* _Goal_
Repeat every entry word for word, skipping the pictures.

* _Material for this exercise_
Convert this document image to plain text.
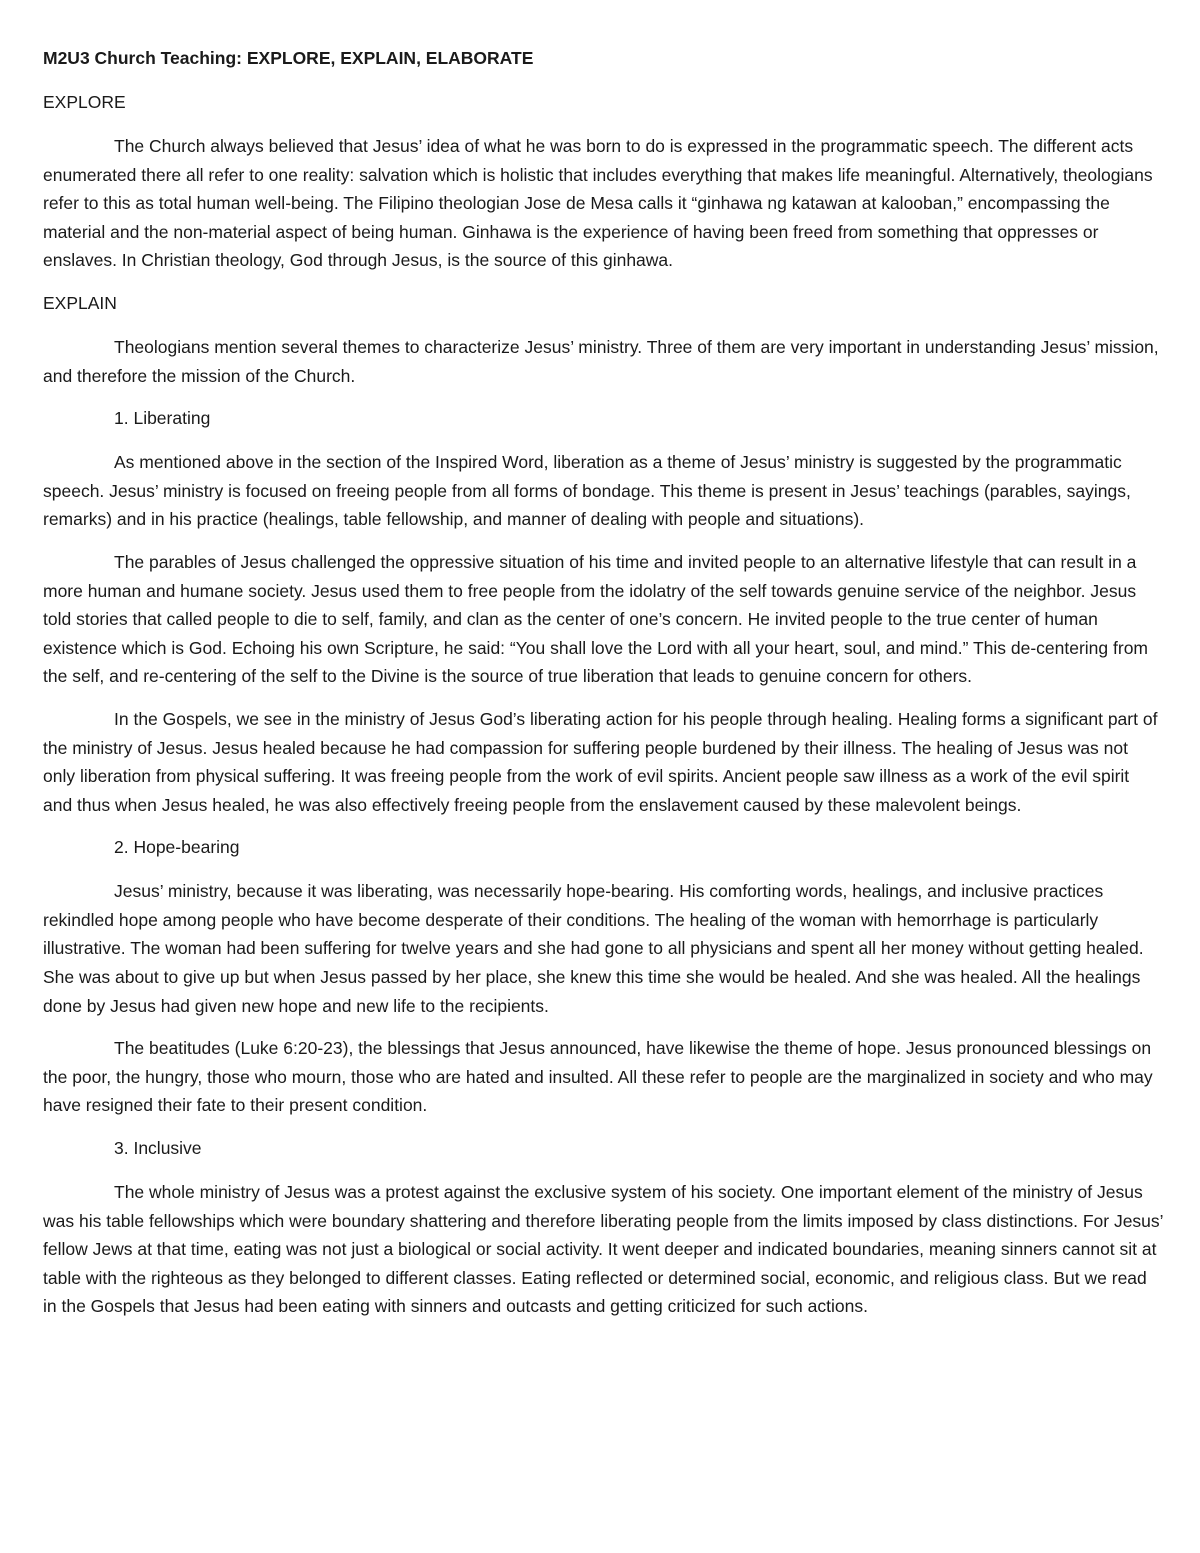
M2U3 Church Teaching: EXPLORE, EXPLAIN, ELABORATE
EXPLORE

The Church always believed that Jesus’ idea of what he was born to do is expressed in the programmatic speech. The different acts enumerated there all refer to one reality: salvation which is holistic that includes everything that makes life meaningful. Alternatively, theologians refer to this as total human well-being. The Filipino theologian Jose de Mesa calls it “ginhawa ng katawan at kalooban,” encompassing the material and the non-material aspect of being human. Ginhawa is the experience of having been freed from something that oppresses or enslaves. In Christian theology, God through Jesus, is the source of this ginhawa.

EXPLAIN

Theologians mention several themes to characterize Jesus’ ministry. Three of them are very important in understanding Jesus’ mission, and therefore the mission of the Church.

1. Liberating

As mentioned above in the section of the Inspired Word, liberation as a theme of Jesus’ ministry is suggested by the programmatic speech. Jesus’ ministry is focused on freeing people from all forms of bondage. This theme is present in Jesus’ teachings (parables, sayings, remarks) and in his practice (healings, table fellowship, and manner of dealing with people and situations).

The parables of Jesus challenged the oppressive situation of his time and invited people to an alternative lifestyle that can result in a more human and humane society. Jesus used them to free people from the idolatry of the self towards genuine service of the neighbor. Jesus told stories that called people to die to self, family, and clan as the center of one’s concern. He invited people to the true center of human existence which is God. Echoing his own Scripture, he said: “You shall love the Lord with all your heart, soul, and mind.” This de-centering from the self, and re-centering of the self to the Divine is the source of true liberation that leads to genuine concern for others.

In the Gospels, we see in the ministry of Jesus God’s liberating action for his people through healing. Healing forms a significant part of the ministry of Jesus. Jesus healed because he had compassion for suffering people burdened by their illness. The healing of Jesus was not only liberation from physical suffering. It was freeing people from the work of evil spirits. Ancient people saw illness as a work of the evil spirit and thus when Jesus healed, he was also effectively freeing people from the enslavement caused by these malevolent beings.

2. Hope-bearing

Jesus’ ministry, because it was liberating, was necessarily hope-bearing. His comforting words, healings, and inclusive practices rekindled hope among people who have become desperate of their conditions. The healing of the woman with hemorrhage is particularly illustrative. The woman had been suffering for twelve years and she had gone to all physicians and spent all her money without getting healed. She was about to give up but when Jesus passed by her place, she knew this time she would be healed. And she was healed. All the healings done by Jesus had given new hope and new life to the recipients.

The beatitudes (Luke 6:20-23), the blessings that Jesus announced, have likewise the theme of hope. Jesus pronounced blessings on the poor, the hungry, those who mourn, those who are hated and insulted. All these refer to people are the marginalized in society and who may have resigned their fate to their present condition.

3. Inclusive

The whole ministry of Jesus was a protest against the exclusive system of his society. One important element of the ministry of Jesus was his table fellowships which were boundary shattering and therefore liberating people from the limits imposed by class distinctions. For Jesus’ fellow Jews at that time, eating was not just a biological or social activity. It went deeper and indicated boundaries, meaning sinners cannot sit at table with the righteous as they belonged to different classes. Eating reflected or determined social, economic, and religious class. But we read in the Gospels that Jesus had been eating with sinners and outcasts and getting criticized for such actions.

* _Completed exercise_
Convert this document image to plain text.
M2U3 Church Teaching: EXPLORE, EXPLAIN, ELABORATE
EXPLORE

The Church always believed that Jesus’ idea of what he was born to do is expressed in the programmatic speech. The different acts enumerated there all refer to one reality: salvation which is holistic that includes everything that makes life meaningful. Alternatively, theologians refer to this as total human well-being. The Filipino theologian Jose de Mesa calls it “ginhawa ng katawan at kalooban,” encompassing the material and the non-material aspect of being human. Ginhawa is the experience of having been freed from something that oppresses or enslaves. In Christian theology, God through Jesus, is the source of this ginhawa.

EXPLAIN

Theologians mention several themes to characterize Jesus’ ministry. Three of them are very important in understanding Jesus’ mission, and therefore the mission of the Church.

1. Liberating

As mentioned above in the section of the Inspired Word, liberation as a theme of Jesus’ ministry is suggested by the programmatic speech. Jesus’ ministry is focused on freeing people from all forms of bondage. This theme is present in Jesus’ teachings (parables, sayings, remarks) and in his practice (healings, table fellowship, and manner of dealing with people and situations).

The parables of Jesus challenged the oppressive situation of his time and invited people to an alternative lifestyle that can result in a more human and humane society. Jesus used them to free people from the idolatry of the self towards genuine service of the neighbor. Jesus told stories that called people to die to self, family, and clan as the center of one’s concern. He invited people to the true center of human existence which is God. Echoing his own Scripture, he said: “You shall love the Lord with all your heart, soul, and mind.” This de-centering from the self, and re-centering of the self to the Divine is the source of true liberation that leads to genuine concern for others.

In the Gospels, we see in the ministry of Jesus God’s liberating action for his people through healing. Healing forms a significant part of the ministry of Jesus. Jesus healed because he had compassion for suffering people burdened by their illness. The healing of Jesus was not only liberation from physical suffering. It was freeing people from the work of evil spirits. Ancient people saw illness as a work of the evil spirit and thus when Jesus healed, he was also effectively freeing people from the enslavement caused by these malevolent beings.

2. Hope-bearing

Jesus’ ministry, because it was liberating, was necessarily hope-bearing. His comforting words, healings, and inclusive practices rekindled hope among people who have become desperate of their conditions. The healing of the woman with hemorrhage is particularly illustrative. The woman had been suffering for twelve years and she had gone to all physicians and spent all her money without getting healed. She was about to give up but when Jesus passed by her place, she knew this time she would be healed. And she was healed. All the healings done by Jesus had given new hope and new life to the recipients.

The beatitudes (Luke 6:20-23), the blessings that Jesus announced, have likewise the theme of hope. Jesus pronounced blessings on the poor, the hungry, those who mourn, those who are hated and insulted. All these refer to people are the marginalized in society and who may have resigned their fate to their present condition.

3. Inclusive

The whole ministry of Jesus was a protest against the exclusive system of his society. One important element of the ministry of Jesus was his table fellowships which were boundary shattering and therefore liberating people from the limits imposed by class distinctions. For Jesus’ fellow Jews at that time, eating was not just a biological or social activity. It went deeper and indicated boundaries, meaning sinners cannot sit at table with the righteous as they belonged to different classes. Eating reflected or determined social, economic, and religious class. But we read in the Gospels that Jesus had been eating with sinners and outcasts and getting criticized for such actions.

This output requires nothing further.